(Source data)
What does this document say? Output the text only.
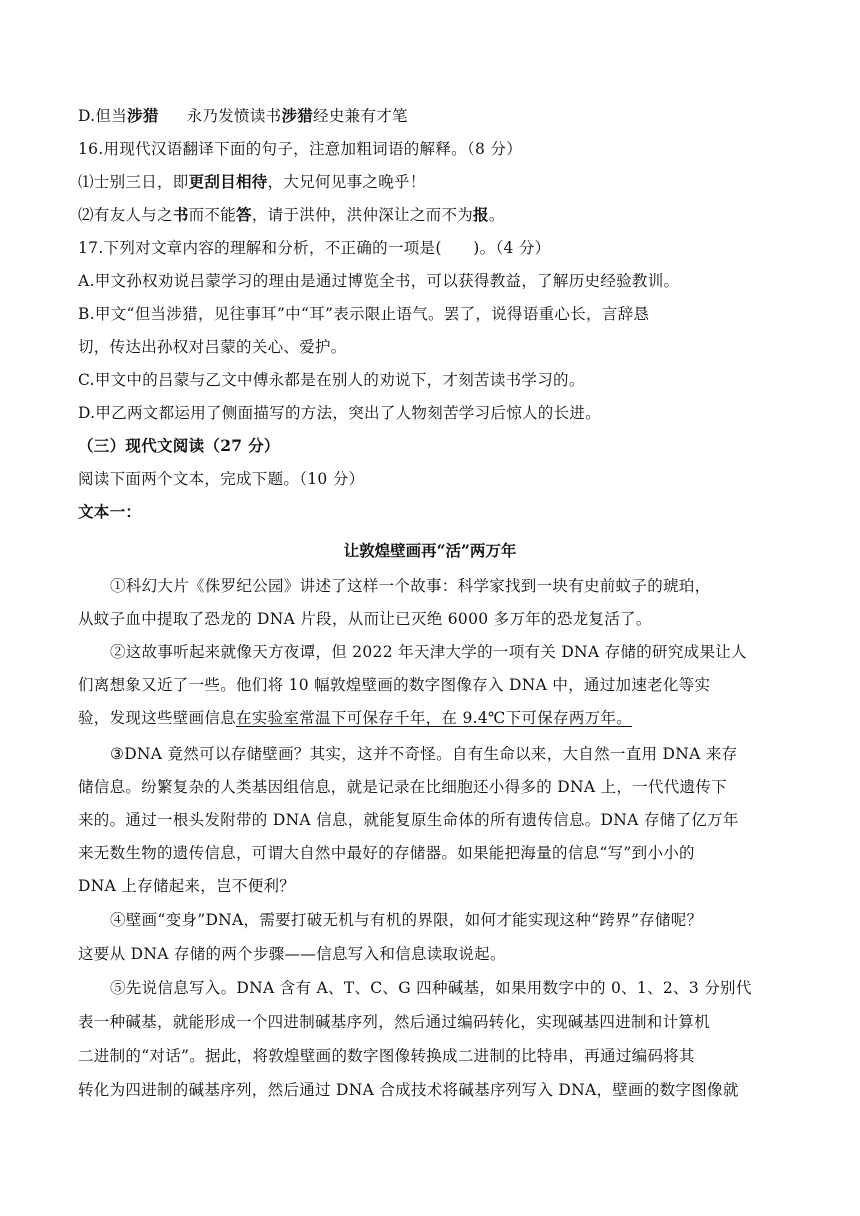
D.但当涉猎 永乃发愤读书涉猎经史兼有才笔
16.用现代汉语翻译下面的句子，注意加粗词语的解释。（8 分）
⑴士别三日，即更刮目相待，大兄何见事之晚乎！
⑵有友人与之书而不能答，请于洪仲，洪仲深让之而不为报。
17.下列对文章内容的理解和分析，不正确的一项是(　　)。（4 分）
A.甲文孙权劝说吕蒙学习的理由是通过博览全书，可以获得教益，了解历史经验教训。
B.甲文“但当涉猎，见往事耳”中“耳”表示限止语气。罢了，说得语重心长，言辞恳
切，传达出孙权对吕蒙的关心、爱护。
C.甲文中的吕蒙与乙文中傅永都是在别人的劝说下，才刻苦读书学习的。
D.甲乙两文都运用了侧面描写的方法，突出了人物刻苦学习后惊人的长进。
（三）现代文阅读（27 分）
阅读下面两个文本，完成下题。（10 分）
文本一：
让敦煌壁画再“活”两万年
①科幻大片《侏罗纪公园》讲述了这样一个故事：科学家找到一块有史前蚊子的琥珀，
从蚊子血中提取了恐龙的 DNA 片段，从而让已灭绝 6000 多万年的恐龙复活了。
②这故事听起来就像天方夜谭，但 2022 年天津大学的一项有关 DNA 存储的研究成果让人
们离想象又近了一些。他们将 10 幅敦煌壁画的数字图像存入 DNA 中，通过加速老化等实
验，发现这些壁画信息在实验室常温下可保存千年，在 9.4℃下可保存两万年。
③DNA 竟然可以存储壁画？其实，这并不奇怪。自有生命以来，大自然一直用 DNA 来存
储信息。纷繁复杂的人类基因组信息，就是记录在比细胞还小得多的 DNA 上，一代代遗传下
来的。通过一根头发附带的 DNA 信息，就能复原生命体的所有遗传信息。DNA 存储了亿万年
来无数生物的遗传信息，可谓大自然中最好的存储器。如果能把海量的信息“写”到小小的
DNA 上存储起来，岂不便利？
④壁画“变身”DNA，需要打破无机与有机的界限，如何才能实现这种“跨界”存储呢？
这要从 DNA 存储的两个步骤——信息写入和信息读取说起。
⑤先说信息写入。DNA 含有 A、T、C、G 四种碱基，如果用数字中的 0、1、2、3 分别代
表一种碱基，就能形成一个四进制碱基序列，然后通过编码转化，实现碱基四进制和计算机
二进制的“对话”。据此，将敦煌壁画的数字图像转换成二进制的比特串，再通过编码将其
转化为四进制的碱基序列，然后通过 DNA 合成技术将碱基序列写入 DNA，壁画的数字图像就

Given task »
Check each line of the data above for the string "但当涉猎" and report only how many lines have it.

Complete response »
2